## [What you should do]
Leave out the pictures and restate the rest of the data exactly.

(Extracted records)
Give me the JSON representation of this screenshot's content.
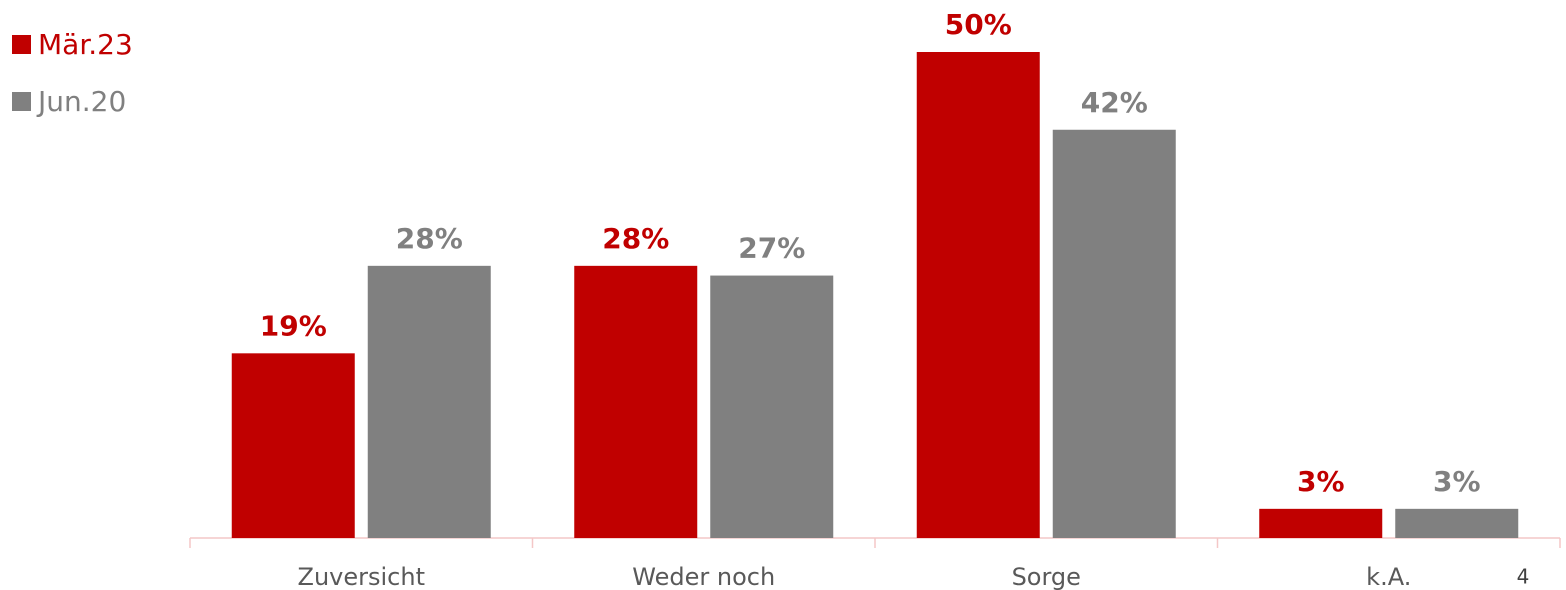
{
  "chart_data": {
    "type": "bar",
    "categories": [
      "Zuversicht",
      "Weder noch",
      "Sorge",
      "k.A."
    ],
    "series": [
      {
        "name": "Mär.23",
        "color": "#c00000",
        "values": [
          19,
          28,
          50,
          3
        ],
        "value_labels": [
          "19%",
          "28%",
          "50%",
          "3%"
        ]
      },
      {
        "name": "Jun.20",
        "color": "#808080",
        "values": [
          28,
          27,
          42,
          3
        ],
        "value_labels": [
          "28%",
          "27%",
          "42%",
          "3%"
        ]
      }
    ],
    "ylim": [
      0,
      55
    ],
    "legend": "top-left"
  },
  "page_number": 4
}
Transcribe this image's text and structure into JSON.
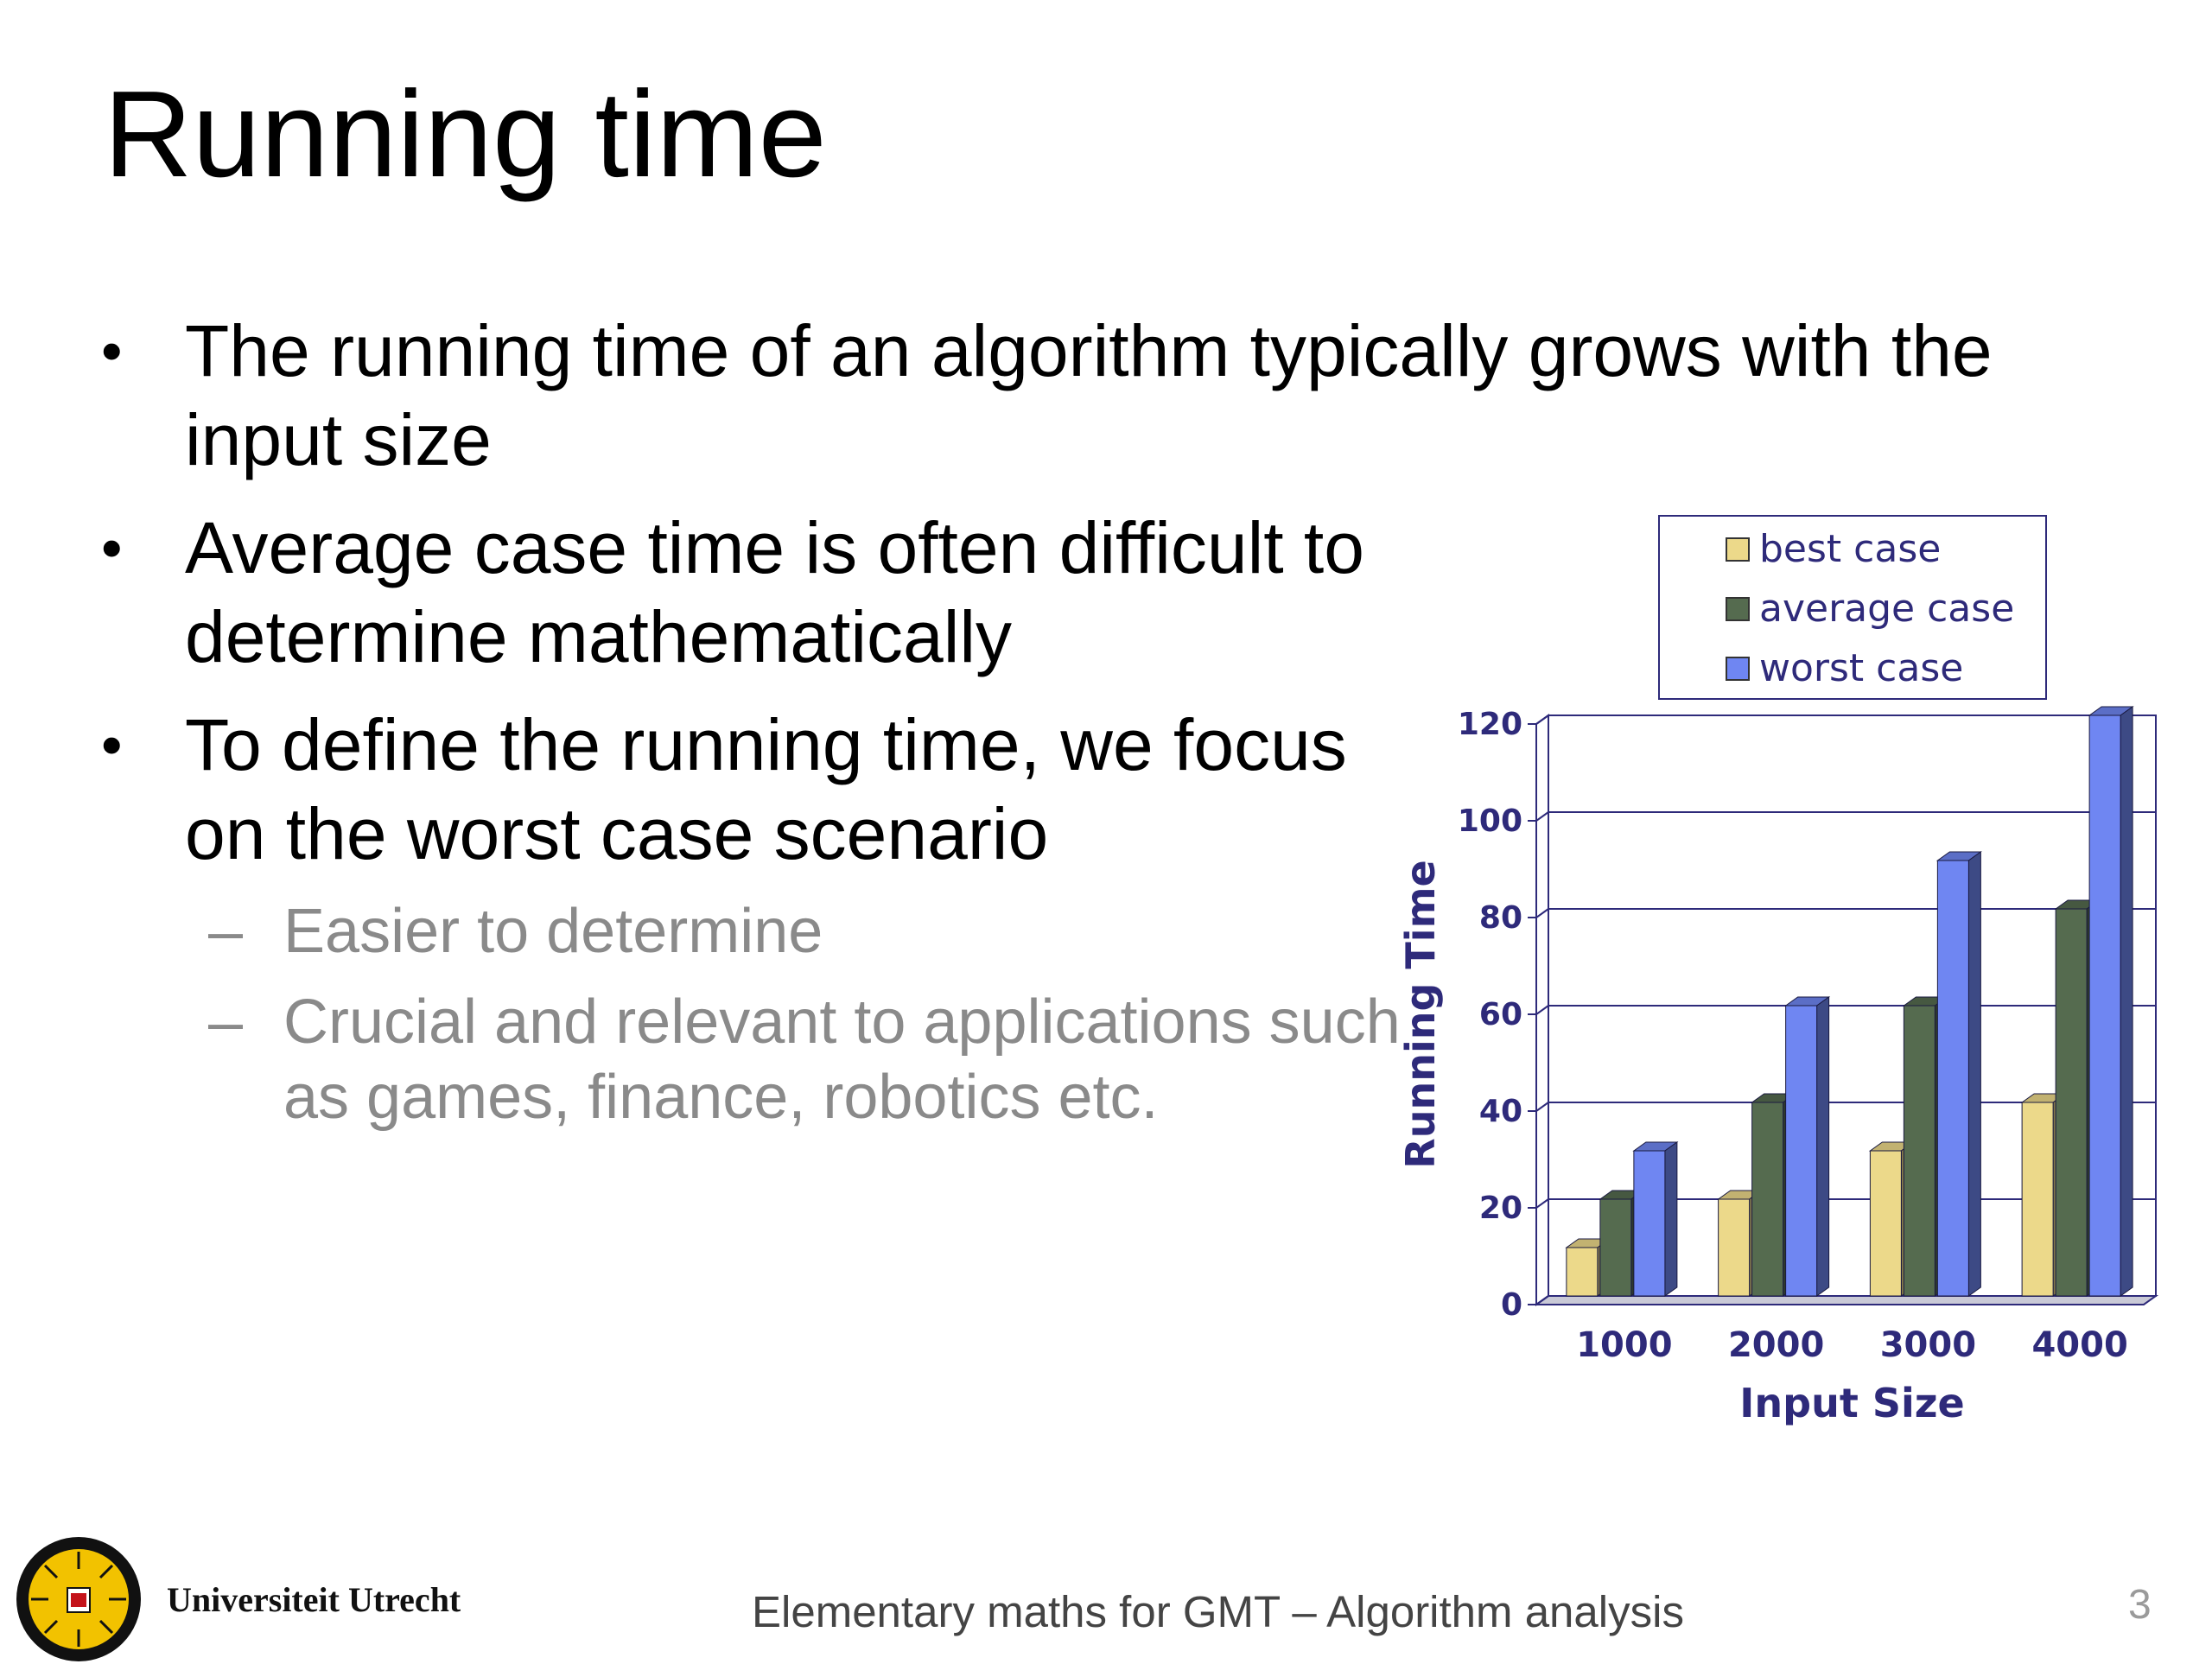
{
  "slide": {
    "title": "Running time",
    "bullets": [
      "The running time of an algorithm typically grows with the input size",
      "Average case time is often difficult to determine mathematically",
      "To define the running time, we focus on the worst case scenario"
    ],
    "sub_bullets": [
      "Easier to determine",
      "Crucial and relevant to applications such as games, finance, robotics etc."
    ],
    "bullet_char": "•",
    "dash_char": "–"
  },
  "footer": {
    "institution": "Universiteit Utrecht",
    "course": "Elementary maths for GMT – Algorithm analysis",
    "page": "3"
  },
  "colors": {
    "best_case": "#ecd98a",
    "average_case": "#556b4f",
    "worst_case": "#6f86f2",
    "axis_text": "#2e2a7a",
    "grid": "#2e2a7a"
  },
  "chart_data": {
    "type": "bar",
    "categories": [
      "1000",
      "2000",
      "3000",
      "4000"
    ],
    "series": [
      {
        "name": "best case",
        "values": [
          10,
          20,
          30,
          40
        ]
      },
      {
        "name": "average case",
        "values": [
          20,
          40,
          60,
          80
        ]
      },
      {
        "name": "worst case",
        "values": [
          30,
          60,
          90,
          120
        ]
      }
    ],
    "xlabel": "Input Size",
    "ylabel": "Running Time",
    "ylim": [
      0,
      120
    ],
    "yticks": [
      0,
      20,
      40,
      60,
      80,
      100,
      120
    ],
    "grid": true,
    "legend": "top",
    "style": "3d-clustered"
  }
}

## [Task response]
Give me the JSON representation of this screenshot's content.
{
  "chart_data": {
    "type": "bar",
    "categories": [
      "Zuversicht",
      "Weder noch",
      "Sorge",
      "k.A."
    ],
    "series": [
      {
        "name": "Mär.23",
        "color": "#c00000",
        "values": [
          19,
          28,
          50,
          3
        ],
        "value_labels": [
          "19%",
          "28%",
          "50%",
          "3%"
        ]
      },
      {
        "name": "Jun.20",
        "color": "#808080",
        "values": [
          28,
          27,
          42,
          3
        ],
        "value_labels": [
          "28%",
          "27%",
          "42%",
          "3%"
        ]
      }
    ],
    "ylim": [
      0,
      55
    ],
    "legend": "top-left"
  },
  "page_number": 4
}
Transcribe this image's text and structure into JSON.
{
  "slide": {
    "title": "Running time",
    "bullets": [
      "The running time of an algorithm typically grows with the input size",
      "Average case time is often difficult to determine mathematically",
      "To define the running time, we focus on the worst case scenario"
    ],
    "sub_bullets": [
      "Easier to determine",
      "Crucial and relevant to applications such as games, finance, robotics etc."
    ],
    "bullet_char": "•",
    "dash_char": "–"
  },
  "footer": {
    "institution": "Universiteit Utrecht",
    "course": "Elementary maths for GMT – Algorithm analysis",
    "page": "3"
  },
  "colors": {
    "best_case": "#ecd98a",
    "average_case": "#556b4f",
    "worst_case": "#6f86f2",
    "axis_text": "#2e2a7a",
    "grid": "#2e2a7a"
  },
  "chart_data": {
    "type": "bar",
    "categories": [
      "1000",
      "2000",
      "3000",
      "4000"
    ],
    "series": [
      {
        "name": "best case",
        "values": [
          10,
          20,
          30,
          40
        ]
      },
      {
        "name": "average case",
        "values": [
          20,
          40,
          60,
          80
        ]
      },
      {
        "name": "worst case",
        "values": [
          30,
          60,
          90,
          120
        ]
      }
    ],
    "xlabel": "Input Size",
    "ylabel": "Running Time",
    "ylim": [
      0,
      120
    ],
    "yticks": [
      0,
      20,
      40,
      60,
      80,
      100,
      120
    ],
    "grid": true,
    "legend": "top",
    "style": "3d-clustered"
  }
}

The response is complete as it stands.